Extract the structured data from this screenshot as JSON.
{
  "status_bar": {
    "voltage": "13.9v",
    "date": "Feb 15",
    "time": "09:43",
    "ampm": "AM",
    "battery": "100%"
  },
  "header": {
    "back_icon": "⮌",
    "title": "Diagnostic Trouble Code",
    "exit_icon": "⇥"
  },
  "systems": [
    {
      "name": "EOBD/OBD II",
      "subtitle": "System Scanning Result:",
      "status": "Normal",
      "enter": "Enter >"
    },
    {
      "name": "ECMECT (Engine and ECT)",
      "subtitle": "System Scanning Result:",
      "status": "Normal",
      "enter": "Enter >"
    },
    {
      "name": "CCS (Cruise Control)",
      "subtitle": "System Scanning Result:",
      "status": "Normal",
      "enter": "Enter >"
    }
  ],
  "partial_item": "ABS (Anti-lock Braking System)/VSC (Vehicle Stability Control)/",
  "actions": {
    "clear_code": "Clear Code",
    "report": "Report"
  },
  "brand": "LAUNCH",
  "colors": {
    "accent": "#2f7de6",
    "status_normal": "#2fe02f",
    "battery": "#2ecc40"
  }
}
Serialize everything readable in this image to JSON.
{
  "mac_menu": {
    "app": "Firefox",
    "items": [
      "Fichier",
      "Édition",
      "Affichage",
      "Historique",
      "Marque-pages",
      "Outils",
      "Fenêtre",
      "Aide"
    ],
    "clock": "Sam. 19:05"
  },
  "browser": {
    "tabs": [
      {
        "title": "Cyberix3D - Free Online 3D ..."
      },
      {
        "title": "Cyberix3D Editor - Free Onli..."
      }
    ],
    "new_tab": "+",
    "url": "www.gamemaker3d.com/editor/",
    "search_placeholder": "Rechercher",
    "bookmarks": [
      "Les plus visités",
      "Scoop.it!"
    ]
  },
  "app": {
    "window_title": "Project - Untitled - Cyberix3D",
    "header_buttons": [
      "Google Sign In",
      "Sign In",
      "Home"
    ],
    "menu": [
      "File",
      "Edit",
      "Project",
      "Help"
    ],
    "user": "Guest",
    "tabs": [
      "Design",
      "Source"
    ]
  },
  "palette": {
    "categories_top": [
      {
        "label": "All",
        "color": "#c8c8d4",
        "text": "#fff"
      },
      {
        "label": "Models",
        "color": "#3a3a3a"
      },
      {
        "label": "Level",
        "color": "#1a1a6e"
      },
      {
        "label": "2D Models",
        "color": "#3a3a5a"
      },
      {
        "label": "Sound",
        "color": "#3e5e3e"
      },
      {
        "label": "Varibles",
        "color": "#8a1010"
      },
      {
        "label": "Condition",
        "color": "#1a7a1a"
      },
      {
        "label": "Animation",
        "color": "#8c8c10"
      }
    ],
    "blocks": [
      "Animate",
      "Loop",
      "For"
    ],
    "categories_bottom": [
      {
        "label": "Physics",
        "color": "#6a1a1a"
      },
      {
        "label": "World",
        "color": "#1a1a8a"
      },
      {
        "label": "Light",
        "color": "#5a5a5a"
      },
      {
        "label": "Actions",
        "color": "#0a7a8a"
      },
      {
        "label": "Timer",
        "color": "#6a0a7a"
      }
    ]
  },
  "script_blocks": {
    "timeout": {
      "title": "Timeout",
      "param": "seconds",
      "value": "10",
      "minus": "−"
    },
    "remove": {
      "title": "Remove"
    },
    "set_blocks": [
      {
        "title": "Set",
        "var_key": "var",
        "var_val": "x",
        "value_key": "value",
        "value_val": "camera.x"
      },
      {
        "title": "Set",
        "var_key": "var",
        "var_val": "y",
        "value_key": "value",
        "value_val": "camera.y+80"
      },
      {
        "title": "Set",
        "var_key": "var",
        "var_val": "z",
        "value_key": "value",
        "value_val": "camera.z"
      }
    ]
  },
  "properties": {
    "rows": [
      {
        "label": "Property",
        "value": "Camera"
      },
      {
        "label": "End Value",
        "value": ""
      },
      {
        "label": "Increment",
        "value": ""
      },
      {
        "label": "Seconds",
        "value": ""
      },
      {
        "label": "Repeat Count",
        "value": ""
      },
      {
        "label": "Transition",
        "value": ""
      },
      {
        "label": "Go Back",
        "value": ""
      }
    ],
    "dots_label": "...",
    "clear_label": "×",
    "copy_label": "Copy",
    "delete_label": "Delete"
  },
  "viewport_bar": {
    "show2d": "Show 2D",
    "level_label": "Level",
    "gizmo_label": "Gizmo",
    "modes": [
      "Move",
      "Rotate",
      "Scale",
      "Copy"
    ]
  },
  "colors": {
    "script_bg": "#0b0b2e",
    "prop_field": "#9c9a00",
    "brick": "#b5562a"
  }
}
◇ ◇ ◇ ◇ ◇
**Your instructions**. All of the material above needs to be retyped word for word.

**Finished task**.
Extract the structured data from this screenshot as JSON.
{
  "status_bar": {
    "voltage": "13.9v",
    "date": "Feb 15",
    "time": "09:43",
    "ampm": "AM",
    "battery": "100%"
  },
  "header": {
    "back_icon": "⮌",
    "title": "Diagnostic Trouble Code",
    "exit_icon": "⇥"
  },
  "systems": [
    {
      "name": "EOBD/OBD II",
      "subtitle": "System Scanning Result:",
      "status": "Normal",
      "enter": "Enter >"
    },
    {
      "name": "ECMECT (Engine and ECT)",
      "subtitle": "System Scanning Result:",
      "status": "Normal",
      "enter": "Enter >"
    },
    {
      "name": "CCS (Cruise Control)",
      "subtitle": "System Scanning Result:",
      "status": "Normal",
      "enter": "Enter >"
    }
  ],
  "partial_item": "ABS (Anti-lock Braking System)/VSC (Vehicle Stability Control)/",
  "actions": {
    "clear_code": "Clear Code",
    "report": "Report"
  },
  "brand": "LAUNCH",
  "colors": {
    "accent": "#2f7de6",
    "status_normal": "#2fe02f",
    "battery": "#2ecc40"
  }
}
Serialize everything readable in this image to JSON.
{
  "mac_menu": {
    "app": "Firefox",
    "items": [
      "Fichier",
      "Édition",
      "Affichage",
      "Historique",
      "Marque-pages",
      "Outils",
      "Fenêtre",
      "Aide"
    ],
    "clock": "Sam. 19:05"
  },
  "browser": {
    "tabs": [
      {
        "title": "Cyberix3D - Free Online 3D ..."
      },
      {
        "title": "Cyberix3D Editor - Free Onli..."
      }
    ],
    "new_tab": "+",
    "url": "www.gamemaker3d.com/editor/",
    "search_placeholder": "Rechercher",
    "bookmarks": [
      "Les plus visités",
      "Scoop.it!"
    ]
  },
  "app": {
    "window_title": "Project - Untitled - Cyberix3D",
    "header_buttons": [
      "Google Sign In",
      "Sign In",
      "Home"
    ],
    "menu": [
      "File",
      "Edit",
      "Project",
      "Help"
    ],
    "user": "Guest",
    "tabs": [
      "Design",
      "Source"
    ]
  },
  "palette": {
    "categories_top": [
      {
        "label": "All",
        "color": "#c8c8d4",
        "text": "#fff"
      },
      {
        "label": "Models",
        "color": "#3a3a3a"
      },
      {
        "label": "Level",
        "color": "#1a1a6e"
      },
      {
        "label": "2D Models",
        "color": "#3a3a5a"
      },
      {
        "label": "Sound",
        "color": "#3e5e3e"
      },
      {
        "label": "Varibles",
        "color": "#8a1010"
      },
      {
        "label": "Condition",
        "color": "#1a7a1a"
      },
      {
        "label": "Animation",
        "color": "#8c8c10"
      }
    ],
    "blocks": [
      "Animate",
      "Loop",
      "For"
    ],
    "categories_bottom": [
      {
        "label": "Physics",
        "color": "#6a1a1a"
      },
      {
        "label": "World",
        "color": "#1a1a8a"
      },
      {
        "label": "Light",
        "color": "#5a5a5a"
      },
      {
        "label": "Actions",
        "color": "#0a7a8a"
      },
      {
        "label": "Timer",
        "color": "#6a0a7a"
      }
    ]
  },
  "script_blocks": {
    "timeout": {
      "title": "Timeout",
      "param": "seconds",
      "value": "10",
      "minus": "−"
    },
    "remove": {
      "title": "Remove"
    },
    "set_blocks": [
      {
        "title": "Set",
        "var_key": "var",
        "var_val": "x",
        "value_key": "value",
        "value_val": "camera.x"
      },
      {
        "title": "Set",
        "var_key": "var",
        "var_val": "y",
        "value_key": "value",
        "value_val": "camera.y+80"
      },
      {
        "title": "Set",
        "var_key": "var",
        "var_val": "z",
        "value_key": "value",
        "value_val": "camera.z"
      }
    ]
  },
  "properties": {
    "rows": [
      {
        "label": "Property",
        "value": "Camera"
      },
      {
        "label": "End Value",
        "value": ""
      },
      {
        "label": "Increment",
        "value": ""
      },
      {
        "label": "Seconds",
        "value": ""
      },
      {
        "label": "Repeat Count",
        "value": ""
      },
      {
        "label": "Transition",
        "value": ""
      },
      {
        "label": "Go Back",
        "value": ""
      }
    ],
    "dots_label": "...",
    "clear_label": "×",
    "copy_label": "Copy",
    "delete_label": "Delete"
  },
  "viewport_bar": {
    "show2d": "Show 2D",
    "level_label": "Level",
    "gizmo_label": "Gizmo",
    "modes": [
      "Move",
      "Rotate",
      "Scale",
      "Copy"
    ]
  },
  "colors": {
    "script_bg": "#0b0b2e",
    "prop_field": "#9c9a00",
    "brick": "#b5562a"
  }
}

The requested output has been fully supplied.